Copy out the complete listing, word for word.
_ _ _ _
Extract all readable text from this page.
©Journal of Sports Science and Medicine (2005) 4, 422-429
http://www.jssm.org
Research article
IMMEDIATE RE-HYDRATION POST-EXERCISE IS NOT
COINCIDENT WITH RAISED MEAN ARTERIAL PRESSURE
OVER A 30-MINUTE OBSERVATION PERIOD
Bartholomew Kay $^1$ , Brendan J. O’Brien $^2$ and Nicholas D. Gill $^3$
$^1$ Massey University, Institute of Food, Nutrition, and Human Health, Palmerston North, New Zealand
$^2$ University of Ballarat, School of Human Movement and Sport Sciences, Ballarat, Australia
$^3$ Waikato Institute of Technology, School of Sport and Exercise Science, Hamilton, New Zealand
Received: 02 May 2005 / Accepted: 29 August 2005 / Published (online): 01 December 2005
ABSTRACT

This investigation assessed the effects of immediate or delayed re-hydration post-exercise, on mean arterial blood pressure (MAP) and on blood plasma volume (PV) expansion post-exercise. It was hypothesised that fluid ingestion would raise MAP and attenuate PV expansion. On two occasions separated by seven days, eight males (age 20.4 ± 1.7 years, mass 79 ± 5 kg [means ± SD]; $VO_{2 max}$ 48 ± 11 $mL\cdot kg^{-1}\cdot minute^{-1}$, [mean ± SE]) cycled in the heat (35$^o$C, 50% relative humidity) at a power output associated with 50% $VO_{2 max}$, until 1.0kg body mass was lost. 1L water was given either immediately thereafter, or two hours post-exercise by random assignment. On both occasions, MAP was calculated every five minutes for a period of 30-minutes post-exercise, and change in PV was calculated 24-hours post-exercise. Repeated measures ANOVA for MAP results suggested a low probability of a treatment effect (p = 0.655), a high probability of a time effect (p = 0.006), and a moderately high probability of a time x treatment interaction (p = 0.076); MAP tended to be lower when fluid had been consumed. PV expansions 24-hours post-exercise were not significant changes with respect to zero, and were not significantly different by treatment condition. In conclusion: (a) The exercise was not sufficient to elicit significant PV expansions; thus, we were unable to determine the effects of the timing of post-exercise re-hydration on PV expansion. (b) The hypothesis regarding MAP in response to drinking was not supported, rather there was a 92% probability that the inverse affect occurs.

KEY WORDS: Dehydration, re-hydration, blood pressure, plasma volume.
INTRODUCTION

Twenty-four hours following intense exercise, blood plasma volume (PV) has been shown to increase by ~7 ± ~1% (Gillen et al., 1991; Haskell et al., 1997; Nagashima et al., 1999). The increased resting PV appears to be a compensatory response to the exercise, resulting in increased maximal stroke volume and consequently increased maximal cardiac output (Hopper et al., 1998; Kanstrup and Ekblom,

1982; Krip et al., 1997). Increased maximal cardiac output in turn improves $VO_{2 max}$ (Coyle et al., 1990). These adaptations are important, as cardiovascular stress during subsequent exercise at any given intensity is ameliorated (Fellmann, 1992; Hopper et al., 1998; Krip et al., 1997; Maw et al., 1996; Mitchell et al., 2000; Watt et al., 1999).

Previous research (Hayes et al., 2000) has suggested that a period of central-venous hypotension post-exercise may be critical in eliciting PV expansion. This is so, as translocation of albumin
_ _ _ _
SOLUTION TO THE PROBLEM:
Extract all readable text from this page.
©Journal of Sports Science and Medicine (2005) 4, 422-429
http://www.jssm.org
Research article
IMMEDIATE RE-HYDRATION POST-EXERCISE IS NOT
COINCIDENT WITH RAISED MEAN ARTERIAL PRESSURE
OVER A 30-MINUTE OBSERVATION PERIOD
Bartholomew Kay $^1$ , Brendan J. O’Brien $^2$ and Nicholas D. Gill $^3$
$^1$ Massey University, Institute of Food, Nutrition, and Human Health, Palmerston North, New Zealand
$^2$ University of Ballarat, School of Human Movement and Sport Sciences, Ballarat, Australia
$^3$ Waikato Institute of Technology, School of Sport and Exercise Science, Hamilton, New Zealand
Received: 02 May 2005 / Accepted: 29 August 2005 / Published (online): 01 December 2005
ABSTRACT

This investigation assessed the effects of immediate or delayed re-hydration post-exercise, on mean arterial blood pressure (MAP) and on blood plasma volume (PV) expansion post-exercise. It was hypothesised that fluid ingestion would raise MAP and attenuate PV expansion. On two occasions separated by seven days, eight males (age 20.4 ± 1.7 years, mass 79 ± 5 kg [means ± SD]; $VO_{2 max}$ 48 ± 11 $mL\cdot kg^{-1}\cdot minute^{-1}$, [mean ± SE]) cycled in the heat (35$^o$C, 50% relative humidity) at a power output associated with 50% $VO_{2 max}$, until 1.0kg body mass was lost. 1L water was given either immediately thereafter, or two hours post-exercise by random assignment. On both occasions, MAP was calculated every five minutes for a period of 30-minutes post-exercise, and change in PV was calculated 24-hours post-exercise. Repeated measures ANOVA for MAP results suggested a low probability of a treatment effect (p = 0.655), a high probability of a time effect (p = 0.006), and a moderately high probability of a time x treatment interaction (p = 0.076); MAP tended to be lower when fluid had been consumed. PV expansions 24-hours post-exercise were not significant changes with respect to zero, and were not significantly different by treatment condition. In conclusion: (a) The exercise was not sufficient to elicit significant PV expansions; thus, we were unable to determine the effects of the timing of post-exercise re-hydration on PV expansion. (b) The hypothesis regarding MAP in response to drinking was not supported, rather there was a 92% probability that the inverse affect occurs.

KEY WORDS: Dehydration, re-hydration, blood pressure, plasma volume.
INTRODUCTION

Twenty-four hours following intense exercise, blood plasma volume (PV) has been shown to increase by ~7 ± ~1% (Gillen et al., 1991; Haskell et al., 1997; Nagashima et al., 1999). The increased resting PV appears to be a compensatory response to the exercise, resulting in increased maximal stroke volume and consequently increased maximal cardiac output (Hopper et al., 1998; Kanstrup and Ekblom,

1982; Krip et al., 1997). Increased maximal cardiac output in turn improves $VO_{2 max}$ (Coyle et al., 1990). These adaptations are important, as cardiovascular stress during subsequent exercise at any given intensity is ameliorated (Fellmann, 1992; Hopper et al., 1998; Krip et al., 1997; Maw et al., 1996; Mitchell et al., 2000; Watt et al., 1999).

Previous research (Hayes et al., 2000) has suggested that a period of central-venous hypotension post-exercise may be critical in eliciting PV expansion. This is so, as translocation of albumin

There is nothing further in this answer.